▸ SUPPLIED DATA
====
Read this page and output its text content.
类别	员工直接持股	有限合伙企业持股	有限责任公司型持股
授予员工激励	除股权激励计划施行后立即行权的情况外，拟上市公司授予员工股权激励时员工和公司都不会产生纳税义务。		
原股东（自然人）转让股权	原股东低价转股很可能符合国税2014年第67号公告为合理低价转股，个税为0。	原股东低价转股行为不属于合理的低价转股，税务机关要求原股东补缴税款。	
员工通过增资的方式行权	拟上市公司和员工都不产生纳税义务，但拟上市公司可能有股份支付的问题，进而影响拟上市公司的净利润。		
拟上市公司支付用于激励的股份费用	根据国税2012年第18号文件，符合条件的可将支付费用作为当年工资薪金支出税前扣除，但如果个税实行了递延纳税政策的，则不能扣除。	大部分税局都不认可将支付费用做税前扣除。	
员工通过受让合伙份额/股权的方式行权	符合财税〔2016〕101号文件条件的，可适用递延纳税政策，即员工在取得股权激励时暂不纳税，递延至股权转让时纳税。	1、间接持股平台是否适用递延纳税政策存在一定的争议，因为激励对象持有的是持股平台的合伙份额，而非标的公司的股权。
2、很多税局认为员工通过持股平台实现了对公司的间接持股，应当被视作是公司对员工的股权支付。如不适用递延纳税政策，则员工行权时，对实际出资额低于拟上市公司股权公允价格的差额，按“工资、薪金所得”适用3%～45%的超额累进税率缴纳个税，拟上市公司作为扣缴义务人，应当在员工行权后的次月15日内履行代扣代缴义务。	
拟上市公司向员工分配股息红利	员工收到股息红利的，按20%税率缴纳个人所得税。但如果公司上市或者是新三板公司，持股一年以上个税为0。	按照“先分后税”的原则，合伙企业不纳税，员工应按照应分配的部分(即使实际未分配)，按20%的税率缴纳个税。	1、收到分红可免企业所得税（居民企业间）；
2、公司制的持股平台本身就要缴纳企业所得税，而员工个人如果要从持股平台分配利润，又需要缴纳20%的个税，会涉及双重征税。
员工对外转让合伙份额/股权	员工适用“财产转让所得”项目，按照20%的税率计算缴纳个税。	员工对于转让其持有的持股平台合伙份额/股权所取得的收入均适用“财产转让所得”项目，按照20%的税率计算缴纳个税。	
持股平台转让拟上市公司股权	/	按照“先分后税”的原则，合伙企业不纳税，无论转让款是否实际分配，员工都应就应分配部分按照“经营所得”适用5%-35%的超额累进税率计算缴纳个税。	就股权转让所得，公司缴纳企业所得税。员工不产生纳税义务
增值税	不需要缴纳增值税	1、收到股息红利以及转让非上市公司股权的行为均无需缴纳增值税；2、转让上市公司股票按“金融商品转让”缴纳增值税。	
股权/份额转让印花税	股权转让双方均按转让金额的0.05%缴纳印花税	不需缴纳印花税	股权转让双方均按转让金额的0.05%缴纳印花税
====
▸ SET EXERCISE
Return every line exactly.

▸ OUTPUT BELOW
Read this page and output its text content.
类别	员工直接持股	有限合伙企业持股	有限责任公司型持股
授予员工激励	除股权激励计划施行后立即行权的情况外，拟上市公司授予员工股权激励时员工和公司都不会产生纳税义务。		
原股东（自然人）转让股权	原股东低价转股很可能符合国税2014年第67号公告为合理低价转股，个税为0。	原股东低价转股行为不属于合理的低价转股，税务机关要求原股东补缴税款。	
员工通过增资的方式行权	拟上市公司和员工都不产生纳税义务，但拟上市公司可能有股份支付的问题，进而影响拟上市公司的净利润。		
拟上市公司支付用于激励的股份费用	根据国税2012年第18号文件，符合条件的可将支付费用作为当年工资薪金支出税前扣除，但如果个税实行了递延纳税政策的，则不能扣除。	大部分税局都不认可将支付费用做税前扣除。	
员工通过受让合伙份额/股权的方式行权	符合财税〔2016〕101号文件条件的，可适用递延纳税政策，即员工在取得股权激励时暂不纳税，递延至股权转让时纳税。	1、间接持股平台是否适用递延纳税政策存在一定的争议，因为激励对象持有的是持股平台的合伙份额，而非标的公司的股权。
2、很多税局认为员工通过持股平台实现了对公司的间接持股，应当被视作是公司对员工的股权支付。如不适用递延纳税政策，则员工行权时，对实际出资额低于拟上市公司股权公允价格的差额，按“工资、薪金所得”适用3%～45%的超额累进税率缴纳个税，拟上市公司作为扣缴义务人，应当在员工行权后的次月15日内履行代扣代缴义务。	
拟上市公司向员工分配股息红利	员工收到股息红利的，按20%税率缴纳个人所得税。但如果公司上市或者是新三板公司，持股一年以上个税为0。	按照“先分后税”的原则，合伙企业不纳税，员工应按照应分配的部分(即使实际未分配)，按20%的税率缴纳个税。	1、收到分红可免企业所得税（居民企业间）；
2、公司制的持股平台本身就要缴纳企业所得税，而员工个人如果要从持股平台分配利润，又需要缴纳20%的个税，会涉及双重征税。
员工对外转让合伙份额/股权	员工适用“财产转让所得”项目，按照20%的税率计算缴纳个税。	员工对于转让其持有的持股平台合伙份额/股权所取得的收入均适用“财产转让所得”项目，按照20%的税率计算缴纳个税。	
持股平台转让拟上市公司股权	/	按照“先分后税”的原则，合伙企业不纳税，无论转让款是否实际分配，员工都应就应分配部分按照“经营所得”适用5%-35%的超额累进税率计算缴纳个税。	就股权转让所得，公司缴纳企业所得税。员工不产生纳税义务
增值税	不需要缴纳增值税	1、收到股息红利以及转让非上市公司股权的行为均无需缴纳增值税；2、转让上市公司股票按“金融商品转让”缴纳增值税。	
股权/份额转让印花税	股权转让双方均按转让金额的0.05%缴纳印花税	不需缴纳印花税	股权转让双方均按转让金额的0.05%缴纳印花税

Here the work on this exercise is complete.